RECORD EXTRACTS:
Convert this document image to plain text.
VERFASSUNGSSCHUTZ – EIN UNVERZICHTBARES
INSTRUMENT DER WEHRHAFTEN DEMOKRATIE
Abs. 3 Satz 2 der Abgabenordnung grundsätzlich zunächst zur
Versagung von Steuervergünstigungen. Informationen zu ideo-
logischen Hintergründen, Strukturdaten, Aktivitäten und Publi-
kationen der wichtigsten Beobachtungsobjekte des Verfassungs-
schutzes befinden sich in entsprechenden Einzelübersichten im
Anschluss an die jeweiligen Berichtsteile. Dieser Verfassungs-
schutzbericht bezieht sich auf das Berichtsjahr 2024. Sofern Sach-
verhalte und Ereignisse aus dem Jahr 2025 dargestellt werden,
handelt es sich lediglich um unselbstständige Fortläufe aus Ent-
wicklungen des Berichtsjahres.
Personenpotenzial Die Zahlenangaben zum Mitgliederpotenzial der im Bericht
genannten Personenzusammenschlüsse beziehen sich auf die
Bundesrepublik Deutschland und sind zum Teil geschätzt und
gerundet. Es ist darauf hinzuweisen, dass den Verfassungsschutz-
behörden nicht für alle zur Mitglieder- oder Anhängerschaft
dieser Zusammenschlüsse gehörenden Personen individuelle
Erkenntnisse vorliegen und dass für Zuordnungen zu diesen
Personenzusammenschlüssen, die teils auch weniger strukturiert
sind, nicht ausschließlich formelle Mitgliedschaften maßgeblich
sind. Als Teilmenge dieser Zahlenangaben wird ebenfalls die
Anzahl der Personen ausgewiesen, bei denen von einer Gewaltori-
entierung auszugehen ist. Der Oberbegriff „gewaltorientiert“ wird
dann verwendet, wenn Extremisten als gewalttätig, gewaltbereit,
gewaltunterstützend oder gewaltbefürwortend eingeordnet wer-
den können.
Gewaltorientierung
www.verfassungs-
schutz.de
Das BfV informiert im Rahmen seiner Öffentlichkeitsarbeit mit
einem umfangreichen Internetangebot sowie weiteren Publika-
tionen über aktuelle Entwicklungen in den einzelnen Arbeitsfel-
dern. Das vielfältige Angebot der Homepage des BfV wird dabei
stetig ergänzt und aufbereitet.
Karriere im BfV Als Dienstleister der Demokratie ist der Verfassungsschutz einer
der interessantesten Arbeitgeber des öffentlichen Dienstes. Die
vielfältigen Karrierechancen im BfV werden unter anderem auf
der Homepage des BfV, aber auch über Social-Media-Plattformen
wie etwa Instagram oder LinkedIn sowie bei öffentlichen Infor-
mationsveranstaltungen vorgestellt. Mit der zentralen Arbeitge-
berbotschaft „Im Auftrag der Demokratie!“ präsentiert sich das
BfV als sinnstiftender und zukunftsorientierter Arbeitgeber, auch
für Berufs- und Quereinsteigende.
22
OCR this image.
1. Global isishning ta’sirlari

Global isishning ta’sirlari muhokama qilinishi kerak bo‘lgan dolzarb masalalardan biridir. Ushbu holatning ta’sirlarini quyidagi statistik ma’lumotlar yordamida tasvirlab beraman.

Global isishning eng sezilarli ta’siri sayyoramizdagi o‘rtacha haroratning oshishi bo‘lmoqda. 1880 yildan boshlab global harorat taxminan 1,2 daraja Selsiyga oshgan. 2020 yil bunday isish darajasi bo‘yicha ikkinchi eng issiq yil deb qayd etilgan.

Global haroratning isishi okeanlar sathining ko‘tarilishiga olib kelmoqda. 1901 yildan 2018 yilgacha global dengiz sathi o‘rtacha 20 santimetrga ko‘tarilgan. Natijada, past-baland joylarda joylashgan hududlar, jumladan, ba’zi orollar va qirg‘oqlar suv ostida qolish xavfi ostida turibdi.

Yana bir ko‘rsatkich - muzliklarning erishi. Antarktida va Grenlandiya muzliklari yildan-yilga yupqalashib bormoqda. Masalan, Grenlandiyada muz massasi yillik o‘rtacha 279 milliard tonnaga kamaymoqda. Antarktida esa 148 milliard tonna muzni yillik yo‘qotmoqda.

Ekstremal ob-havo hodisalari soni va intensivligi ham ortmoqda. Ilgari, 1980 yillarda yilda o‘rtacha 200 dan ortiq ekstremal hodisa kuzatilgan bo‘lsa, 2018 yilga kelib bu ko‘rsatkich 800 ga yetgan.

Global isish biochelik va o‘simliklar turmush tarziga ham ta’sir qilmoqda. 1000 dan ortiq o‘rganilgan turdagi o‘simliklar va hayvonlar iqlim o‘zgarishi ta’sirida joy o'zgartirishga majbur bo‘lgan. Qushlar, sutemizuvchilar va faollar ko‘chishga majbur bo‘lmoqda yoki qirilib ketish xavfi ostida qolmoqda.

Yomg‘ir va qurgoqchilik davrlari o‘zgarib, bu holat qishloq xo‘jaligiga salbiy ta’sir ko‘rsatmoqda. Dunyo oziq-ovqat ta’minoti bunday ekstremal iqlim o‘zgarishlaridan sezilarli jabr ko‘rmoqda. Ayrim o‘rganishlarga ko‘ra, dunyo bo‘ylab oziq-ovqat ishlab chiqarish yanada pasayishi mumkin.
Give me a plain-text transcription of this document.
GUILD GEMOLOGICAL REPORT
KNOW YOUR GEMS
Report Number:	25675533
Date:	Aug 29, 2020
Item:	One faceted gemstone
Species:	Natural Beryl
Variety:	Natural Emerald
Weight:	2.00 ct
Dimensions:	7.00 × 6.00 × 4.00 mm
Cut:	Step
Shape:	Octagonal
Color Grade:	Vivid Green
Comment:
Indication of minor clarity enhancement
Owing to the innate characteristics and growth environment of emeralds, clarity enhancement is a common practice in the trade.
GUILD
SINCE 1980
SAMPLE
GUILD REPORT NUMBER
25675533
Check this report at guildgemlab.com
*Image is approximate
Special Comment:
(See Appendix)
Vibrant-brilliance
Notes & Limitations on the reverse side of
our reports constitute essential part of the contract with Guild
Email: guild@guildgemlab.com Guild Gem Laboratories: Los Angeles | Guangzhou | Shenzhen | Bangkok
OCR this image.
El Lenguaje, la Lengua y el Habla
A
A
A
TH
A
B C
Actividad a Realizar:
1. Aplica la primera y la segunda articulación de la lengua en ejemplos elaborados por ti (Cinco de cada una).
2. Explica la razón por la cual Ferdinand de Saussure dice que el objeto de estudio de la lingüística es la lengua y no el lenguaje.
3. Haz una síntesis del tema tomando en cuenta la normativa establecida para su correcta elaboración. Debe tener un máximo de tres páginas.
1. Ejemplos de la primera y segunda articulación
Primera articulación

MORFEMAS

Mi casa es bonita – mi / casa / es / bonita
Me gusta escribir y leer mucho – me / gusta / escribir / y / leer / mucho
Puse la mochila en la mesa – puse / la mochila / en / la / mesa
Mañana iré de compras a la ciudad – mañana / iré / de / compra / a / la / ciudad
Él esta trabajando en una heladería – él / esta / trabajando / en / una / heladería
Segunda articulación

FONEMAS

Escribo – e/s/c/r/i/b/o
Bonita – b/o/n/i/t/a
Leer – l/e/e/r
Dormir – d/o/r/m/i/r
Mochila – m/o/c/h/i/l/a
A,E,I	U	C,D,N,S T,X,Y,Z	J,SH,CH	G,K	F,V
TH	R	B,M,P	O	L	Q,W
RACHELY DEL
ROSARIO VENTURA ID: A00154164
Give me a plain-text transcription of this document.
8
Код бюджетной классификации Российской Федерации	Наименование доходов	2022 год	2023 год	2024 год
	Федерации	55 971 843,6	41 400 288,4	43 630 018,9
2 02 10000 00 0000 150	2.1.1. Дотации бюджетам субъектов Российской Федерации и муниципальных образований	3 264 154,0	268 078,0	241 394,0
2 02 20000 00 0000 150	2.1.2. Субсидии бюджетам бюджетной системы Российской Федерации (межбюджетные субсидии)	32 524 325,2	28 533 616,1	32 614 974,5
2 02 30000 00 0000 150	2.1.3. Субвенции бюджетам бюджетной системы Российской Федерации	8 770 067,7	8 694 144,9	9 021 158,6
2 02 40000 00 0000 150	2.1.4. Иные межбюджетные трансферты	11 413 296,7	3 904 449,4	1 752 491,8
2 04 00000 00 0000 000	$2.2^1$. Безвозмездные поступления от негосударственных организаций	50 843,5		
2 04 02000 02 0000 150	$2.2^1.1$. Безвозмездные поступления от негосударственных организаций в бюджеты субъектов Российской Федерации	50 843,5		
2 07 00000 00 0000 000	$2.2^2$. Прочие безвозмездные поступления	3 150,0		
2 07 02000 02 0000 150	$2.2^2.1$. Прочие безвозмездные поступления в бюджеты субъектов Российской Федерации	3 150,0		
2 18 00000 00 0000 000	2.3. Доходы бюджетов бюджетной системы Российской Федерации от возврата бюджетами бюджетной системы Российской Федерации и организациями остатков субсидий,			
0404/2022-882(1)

TASK TO CARRY OUT: Give the number of lines in the records that contain the string "sowie", with no other output.

TASK OUTPUT: 2